• THE REQUEST: Copy each line of the records that contains the word "would".

• SUPPLIED RECORDS:

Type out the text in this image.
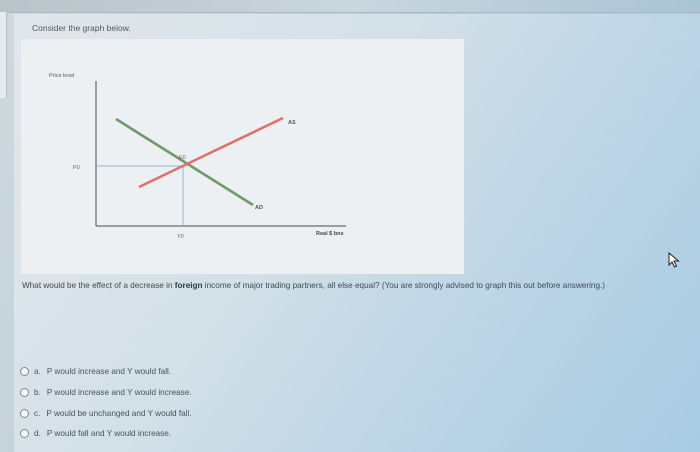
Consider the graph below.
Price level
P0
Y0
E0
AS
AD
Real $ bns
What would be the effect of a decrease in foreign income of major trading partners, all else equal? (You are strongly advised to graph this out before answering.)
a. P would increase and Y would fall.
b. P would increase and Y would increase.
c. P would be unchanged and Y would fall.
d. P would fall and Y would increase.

==

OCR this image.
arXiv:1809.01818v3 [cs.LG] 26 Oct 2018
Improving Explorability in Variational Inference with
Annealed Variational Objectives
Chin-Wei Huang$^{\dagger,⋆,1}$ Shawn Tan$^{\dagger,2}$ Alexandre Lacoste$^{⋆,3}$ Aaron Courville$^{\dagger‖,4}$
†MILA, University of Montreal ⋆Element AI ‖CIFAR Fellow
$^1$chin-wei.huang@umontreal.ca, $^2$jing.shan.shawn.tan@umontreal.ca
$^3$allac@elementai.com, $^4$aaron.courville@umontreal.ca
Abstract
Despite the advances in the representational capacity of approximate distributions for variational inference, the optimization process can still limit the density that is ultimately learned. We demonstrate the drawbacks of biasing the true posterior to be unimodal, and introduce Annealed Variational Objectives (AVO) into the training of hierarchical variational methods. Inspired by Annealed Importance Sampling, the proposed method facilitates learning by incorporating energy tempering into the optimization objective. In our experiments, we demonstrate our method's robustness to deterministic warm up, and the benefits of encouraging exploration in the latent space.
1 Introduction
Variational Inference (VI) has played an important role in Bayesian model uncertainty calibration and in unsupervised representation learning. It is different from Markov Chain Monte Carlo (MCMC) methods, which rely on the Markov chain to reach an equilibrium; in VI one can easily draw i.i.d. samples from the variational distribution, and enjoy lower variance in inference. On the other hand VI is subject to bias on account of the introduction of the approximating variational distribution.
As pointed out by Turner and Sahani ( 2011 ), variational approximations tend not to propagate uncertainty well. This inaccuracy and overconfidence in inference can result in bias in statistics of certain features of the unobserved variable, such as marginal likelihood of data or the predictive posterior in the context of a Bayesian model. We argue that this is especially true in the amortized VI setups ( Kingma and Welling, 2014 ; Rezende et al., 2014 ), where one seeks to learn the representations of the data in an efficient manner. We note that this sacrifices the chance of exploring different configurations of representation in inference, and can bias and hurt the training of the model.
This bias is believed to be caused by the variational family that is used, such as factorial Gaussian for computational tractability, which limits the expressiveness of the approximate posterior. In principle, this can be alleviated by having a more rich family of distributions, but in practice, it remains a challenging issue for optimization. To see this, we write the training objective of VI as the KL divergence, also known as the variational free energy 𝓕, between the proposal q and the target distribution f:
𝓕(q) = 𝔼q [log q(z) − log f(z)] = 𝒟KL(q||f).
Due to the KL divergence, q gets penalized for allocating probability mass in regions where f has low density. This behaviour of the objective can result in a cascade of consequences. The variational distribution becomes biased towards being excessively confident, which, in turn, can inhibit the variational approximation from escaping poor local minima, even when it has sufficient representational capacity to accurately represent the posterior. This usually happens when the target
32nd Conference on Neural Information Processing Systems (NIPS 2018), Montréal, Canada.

• SOLUTION FOR THIS PROBLEM:
What would be the effect of a decrease in foreign income of major trading partners, all else equal? (You are strongly advised to graph this out before answering.)
a. P would increase and Y would fall.
b. P would increase and Y would increase.
c. P would be unchanged and Y would fall.
d. P would fall and Y would increase.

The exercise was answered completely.